(Dataset records)

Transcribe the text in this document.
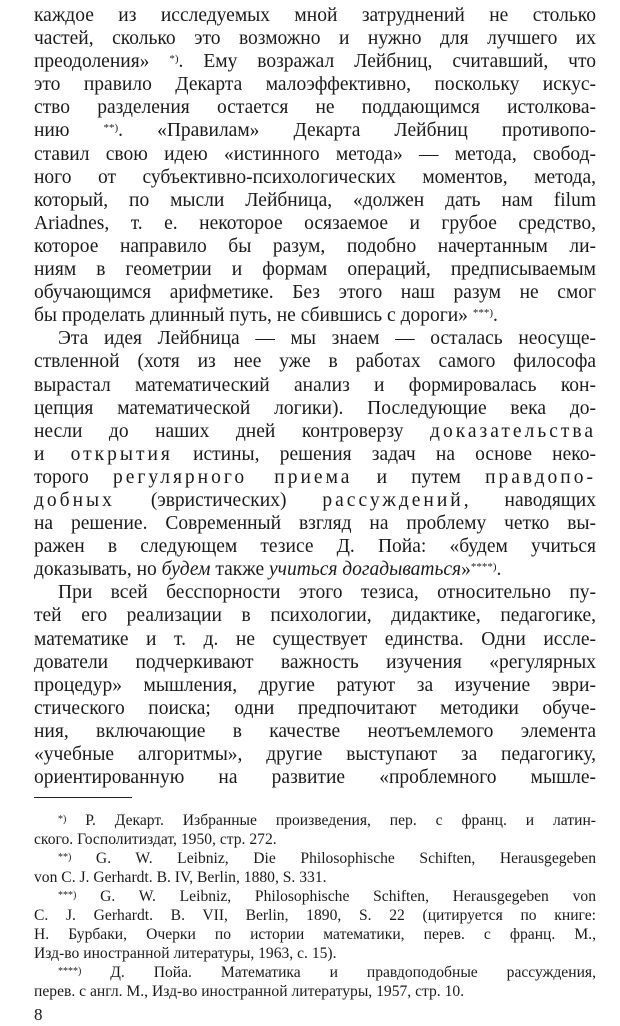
каждое из исследуемых мной затруднений не столько
частей, сколько это возможно и нужно для лучшего их
преодоления» *). Ему возражал Лейбниц, считавший, что
это правило Декарта малоэффективно, поскольку искус-
ство разделения остается не поддающимся истолкова-
нию **). «Правилам» Декарта Лейбниц противопо-
ставил свою идею «истинного метода» — метода, свобод-
ного от субъективно-психологических моментов, метода,
который, по мысли Лейбница, «должен дать нам filum
Ariadnes, т. е. некоторое осязаемое и грубое средство,
которое направило бы разум, подобно начертанным ли-
ниям в геометрии и формам операций, предписываемым
обучающимся арифметике. Без этого наш разум не смог
бы проделать длинный путь, не сбившись с дороги» ***).
Эта идея Лейбница — мы знаем — осталась неосуще-
ствленной (хотя из нее уже в работах самого философа
вырастал математический анализ и формировалась кон-
цепция математической логики). Последующие века до-
несли до наших дней контроверзу доказательства
и открытия истины, решения задач на основе неко-
торого регулярного приема и путем правдопо-
добных (эвристических) рассуждений, наводящих
на решение. Современный взгляд на проблему четко вы-
ражен в следующем тезисе Д. Пойа: «будем учиться
доказывать, но будем также учиться догадываться»****).
При всей бесспорности этого тезиса, относительно пу-
тей его реализации в психологии, дидактике, педагогике,
математике и т. д. не существует единства. Одни иссле-
дователи подчеркивают важность изучения «регулярных
процедур» мышления, другие ратуют за изучение эври-
стического поиска; одни предпочитают методики обуче-
ния, включающие в качестве неотъемлемого элемента
«учебные алгоритмы», другие выступают за педагогику,
ориентированную на развитие «проблемного мышле-
*) Р. Декарт. Избранные произведения, пер. с франц. и латин-
ского. Госполитиздат, 1950, стр. 272.
**) G. W. Leibniz, Die Philosophische Schiften, Herausgegeben
von C. J. Gerhardt. B. IV, Berlin, 1880, S. 331.
***) G. W. Leibniz, Philosophische Schiften, Herausgegeben von
C. J. Gerhardt. B. VII, Berlin, 1890, S. 22 (цитируется по книге:
Н. Бурбаки, Очерки по истории математики, перев. с франц. М.,
Изд-во иностранной литературы, 1963, с. 15).
****) Д. Пойа. Математика и правдоподобные рассуждения,
перев. с англ. М., Изд-во иностранной литературы, 1957, стр. 10.
8
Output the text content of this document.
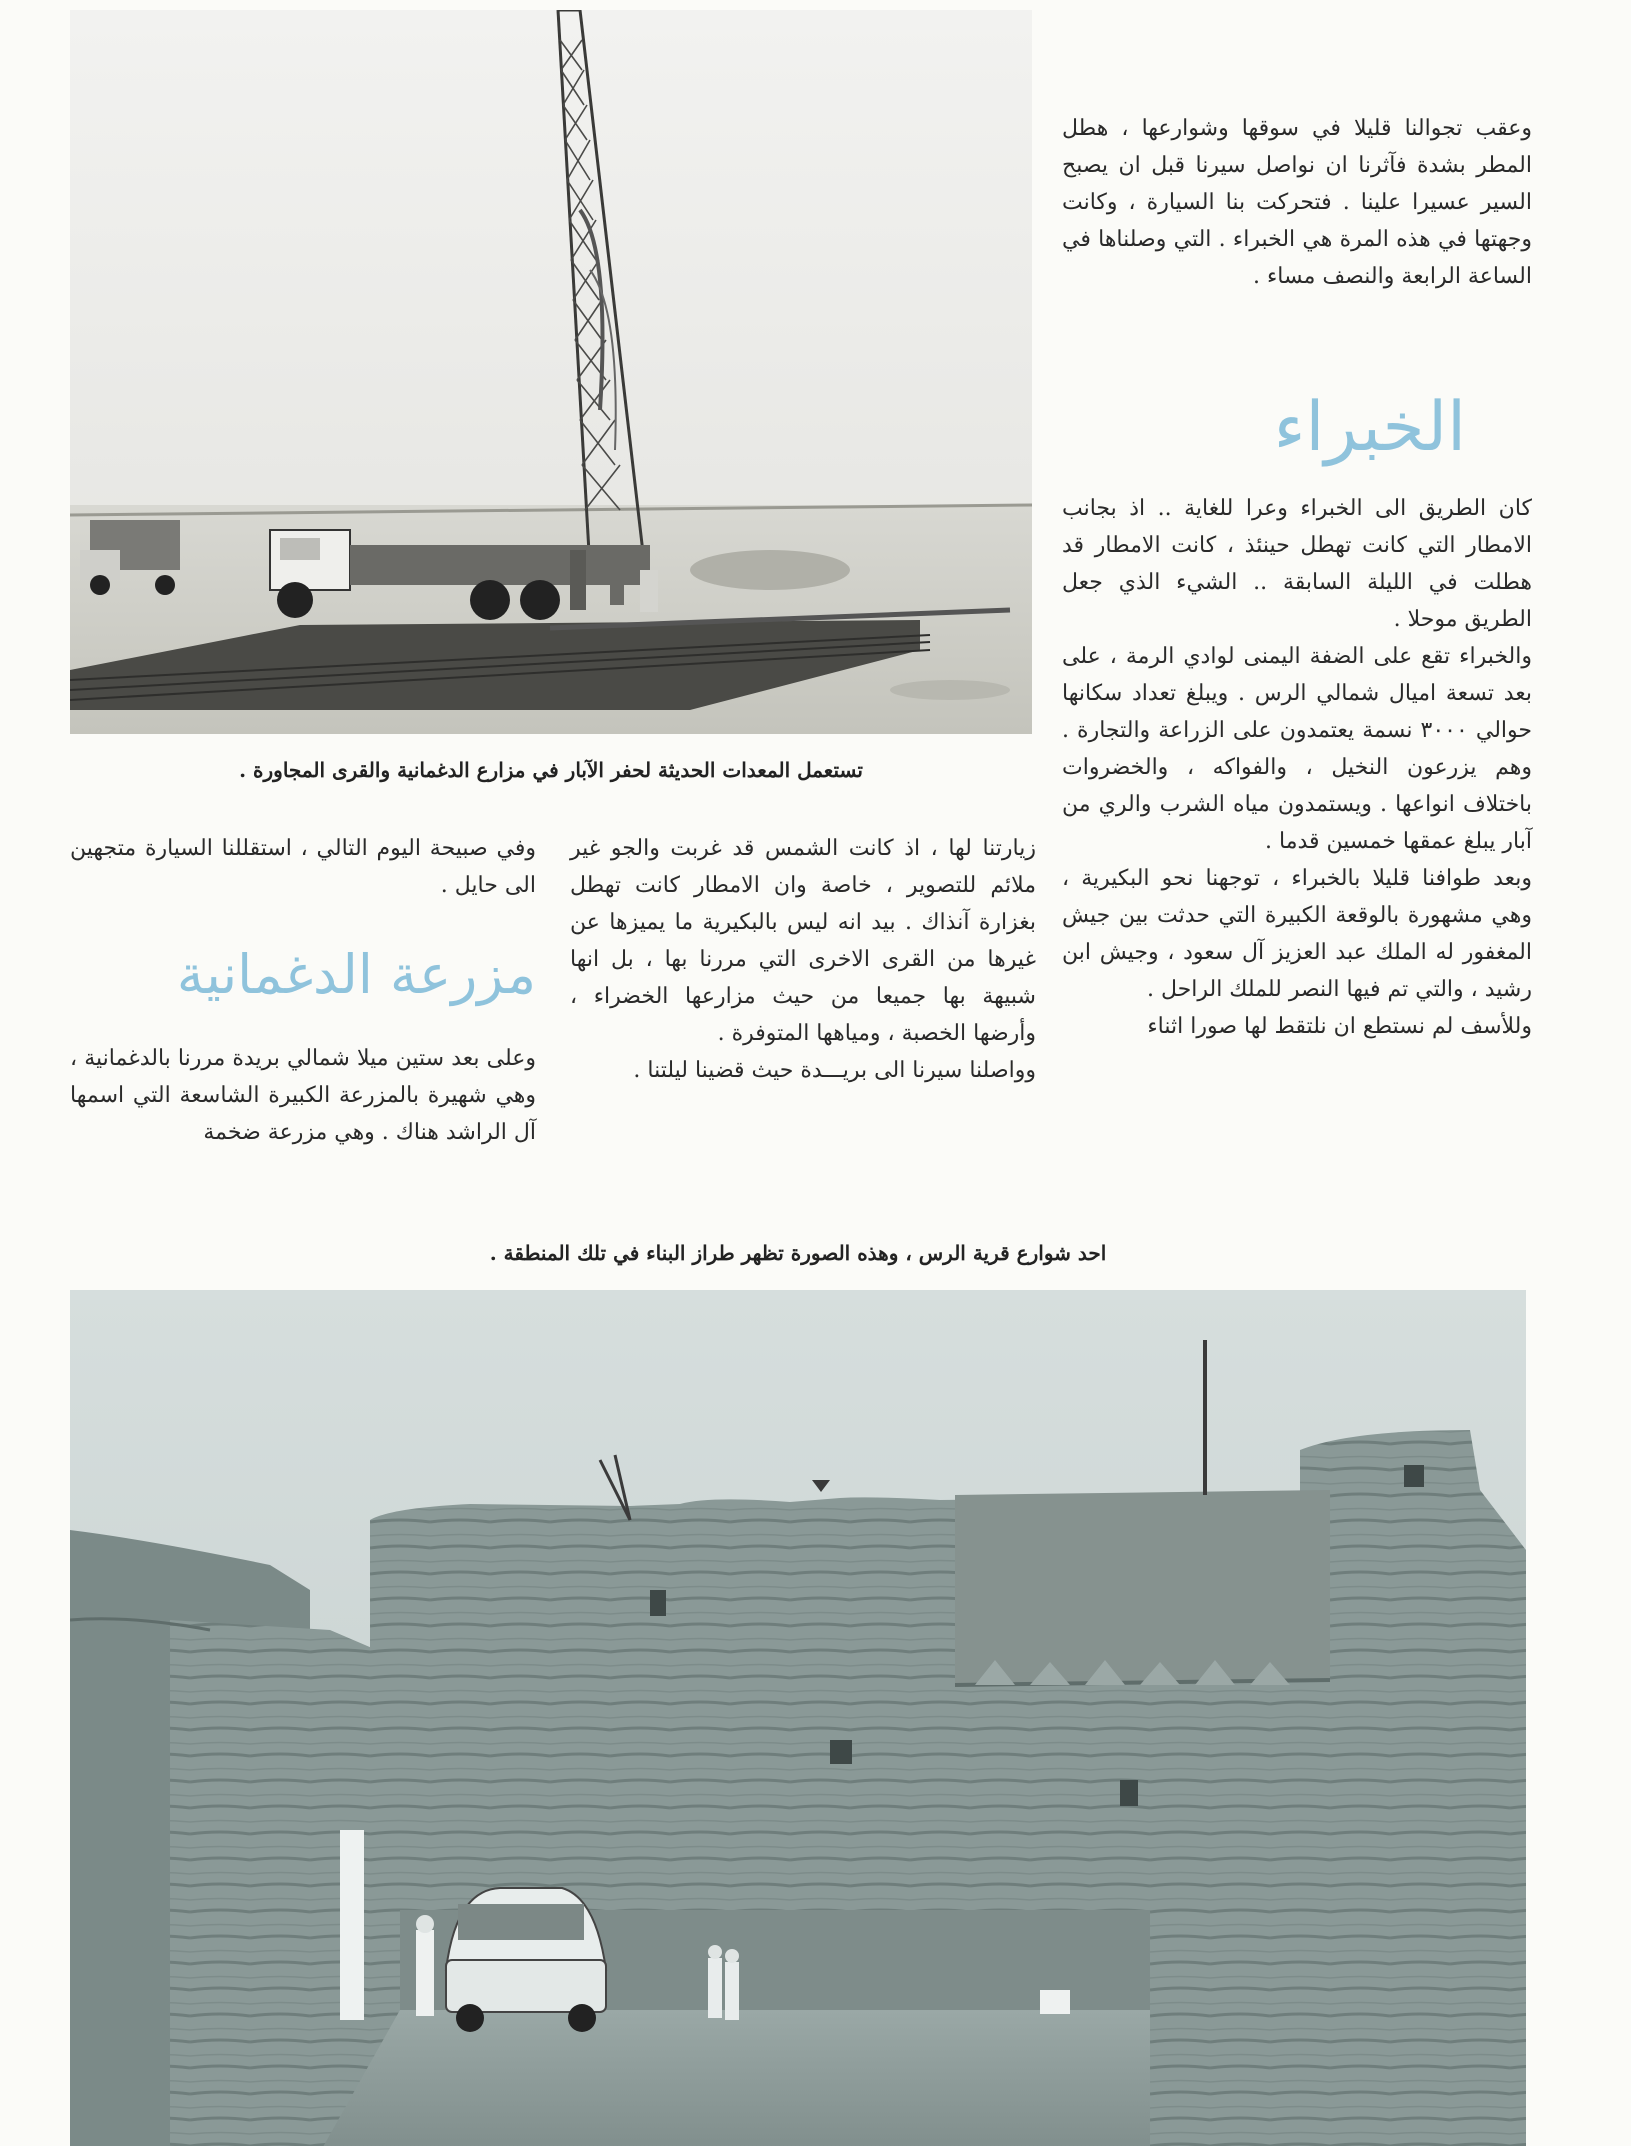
تستعمل المعدات الحديثة لحفر الآبار في مزارع الدغمانية والقرى المجاورة .

وعقب تجوالنا قليلا في سوقها وشوارعها ، هطل المطر بشدة فآثرنا ان نواصل سيرنا قبل ان يصبح السير عسيرا علينا . فتحركت بنا السيارة ، وكانت وجهتها في هذه المرة هي الخبراء . التي وصلناها في الساعة الرابعة والنصف مساء .

الخبراء

كان الطريق الى الخبراء وعرا للغاية .. اذ بجانب الامطار التي كانت تهطل حينئذ ، كانت الامطار قد هطلت في الليلة السابقة .. الشيء الذي جعل الطريق موحلا .

والخبراء تقع على الضفة اليمنى لوادي الرمة ، على بعد تسعة اميال شمالي الرس . ويبلغ تعداد سكانها حوالي ٣٠٠٠ نسمة يعتمدون على الزراعة والتجارة . وهم يزرعون النخيل ، والفواكه ، والخضروات باختلاف انواعها . ويستمدون مياه الشرب والري من آبار يبلغ عمقها خمسين قدما .

وبعد طوافنا قليلا بالخبراء ، توجهنا نحو البكيرية ، وهي مشهورة بالوقعة الكبيرة التي حدثت بين جيش المغفور له الملك عبد العزيز آل سعود ، وجيش ابن رشيد ، والتي تم فيها النصر للملك الراحل .

وللأسف لم نستطع ان نلتقط لها صورا اثناء

زيارتنا لها ، اذ كانت الشمس قد غربت والجو غير ملائم للتصوير ، خاصة وان الامطار كانت تهطل بغزارة آنذاك . بيد انه ليس بالبكيرية ما يميزها عن غيرها من القرى الاخرى التي مررنا بها ، بل انها شبيهة بها جميعا من حيث مزارعها الخضراء ، وأرضها الخصبة ، ومياهها المتوفرة .

وواصلنا سيرنا الى بريـــدة حيث قضينا ليلتنا .

وفي صبيحة اليوم التالي ، استقللنا السيارة متجهين الى حايل .

مزرعة الدغمانية

وعلى بعد ستين ميلا شمالي بريدة مررنا بالدغمانية ، وهي شهيرة بالمزرعة الكبيرة الشاسعة التي اسمها آل الراشد هناك . وهي مزرعة ضخمة

احد شوارع قرية الرس ، وهذه الصورة تظهر طراز البناء في تلك المنطقة .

*AIM*: Leave out the pictures, and give all the records again exactly.

*EXERCISE RESULT*:
Transcribe the text in this document.
каждое из исследуемых мной затруднений не столько
частей, сколько это возможно и нужно для лучшего их
преодоления» *). Ему возражал Лейбниц, считавший, что
это правило Декарта малоэффективно, поскольку искус-
ство разделения остается не поддающимся истолкова-
нию **). «Правилам» Декарта Лейбниц противопо-
ставил свою идею «истинного метода» — метода, свобод-
ного от субъективно-психологических моментов, метода,
который, по мысли Лейбница, «должен дать нам filum
Ariadnes, т. е. некоторое осязаемое и грубое средство,
которое направило бы разум, подобно начертанным ли-
ниям в геометрии и формам операций, предписываемым
обучающимся арифметике. Без этого наш разум не смог
бы проделать длинный путь, не сбившись с дороги» ***).
Эта идея Лейбница — мы знаем — осталась неосуще-
ствленной (хотя из нее уже в работах самого философа
вырастал математический анализ и формировалась кон-
цепция математической логики). Последующие века до-
несли до наших дней контроверзу доказательства
и открытия истины, решения задач на основе неко-
торого регулярного приема и путем правдопо-
добных (эвристических) рассуждений, наводящих
на решение. Современный взгляд на проблему четко вы-
ражен в следующем тезисе Д. Пойа: «будем учиться
доказывать, но будем также учиться догадываться»****).
При всей бесспорности этого тезиса, относительно пу-
тей его реализации в психологии, дидактике, педагогике,
математике и т. д. не существует единства. Одни иссле-
дователи подчеркивают важность изучения «регулярных
процедур» мышления, другие ратуют за изучение эври-
стического поиска; одни предпочитают методики обуче-
ния, включающие в качестве неотъемлемого элемента
«учебные алгоритмы», другие выступают за педагогику,
ориентированную на развитие «проблемного мышле-
*) Р. Декарт. Избранные произведения, пер. с франц. и латин-
ского. Госполитиздат, 1950, стр. 272.
**) G. W. Leibniz, Die Philosophische Schiften, Herausgegeben
von C. J. Gerhardt. B. IV, Berlin, 1880, S. 331.
***) G. W. Leibniz, Philosophische Schiften, Herausgegeben von
C. J. Gerhardt. B. VII, Berlin, 1890, S. 22 (цитируется по книге:
Н. Бурбаки, Очерки по истории математики, перев. с франц. М.,
Изд-во иностранной литературы, 1963, с. 15).
****) Д. Пойа. Математика и правдоподобные рассуждения,
перев. с англ. М., Изд-во иностранной литературы, 1957, стр. 10.
8
Output the text content of this document.
تستعمل المعدات الحديثة لحفر الآبار في مزارع الدغمانية والقرى المجاورة .

وعقب تجوالنا قليلا في سوقها وشوارعها ، هطل المطر بشدة فآثرنا ان نواصل سيرنا قبل ان يصبح السير عسيرا علينا . فتحركت بنا السيارة ، وكانت وجهتها في هذه المرة هي الخبراء . التي وصلناها في الساعة الرابعة والنصف مساء .

الخبراء

كان الطريق الى الخبراء وعرا للغاية .. اذ بجانب الامطار التي كانت تهطل حينئذ ، كانت الامطار قد هطلت في الليلة السابقة .. الشيء الذي جعل الطريق موحلا .

والخبراء تقع على الضفة اليمنى لوادي الرمة ، على بعد تسعة اميال شمالي الرس . ويبلغ تعداد سكانها حوالي ٣٠٠٠ نسمة يعتمدون على الزراعة والتجارة . وهم يزرعون النخيل ، والفواكه ، والخضروات باختلاف انواعها . ويستمدون مياه الشرب والري من آبار يبلغ عمقها خمسين قدما .

وبعد طوافنا قليلا بالخبراء ، توجهنا نحو البكيرية ، وهي مشهورة بالوقعة الكبيرة التي حدثت بين جيش المغفور له الملك عبد العزيز آل سعود ، وجيش ابن رشيد ، والتي تم فيها النصر للملك الراحل .

وللأسف لم نستطع ان نلتقط لها صورا اثناء

زيارتنا لها ، اذ كانت الشمس قد غربت والجو غير ملائم للتصوير ، خاصة وان الامطار كانت تهطل بغزارة آنذاك . بيد انه ليس بالبكيرية ما يميزها عن غيرها من القرى الاخرى التي مررنا بها ، بل انها شبيهة بها جميعا من حيث مزارعها الخضراء ، وأرضها الخصبة ، ومياهها المتوفرة .

وواصلنا سيرنا الى بريـــدة حيث قضينا ليلتنا .

وفي صبيحة اليوم التالي ، استقللنا السيارة متجهين الى حايل .

مزرعة الدغمانية

وعلى بعد ستين ميلا شمالي بريدة مررنا بالدغمانية ، وهي شهيرة بالمزرعة الكبيرة الشاسعة التي اسمها آل الراشد هناك . وهي مزرعة ضخمة

احد شوارع قرية الرس ، وهذه الصورة تظهر طراز البناء في تلك المنطقة .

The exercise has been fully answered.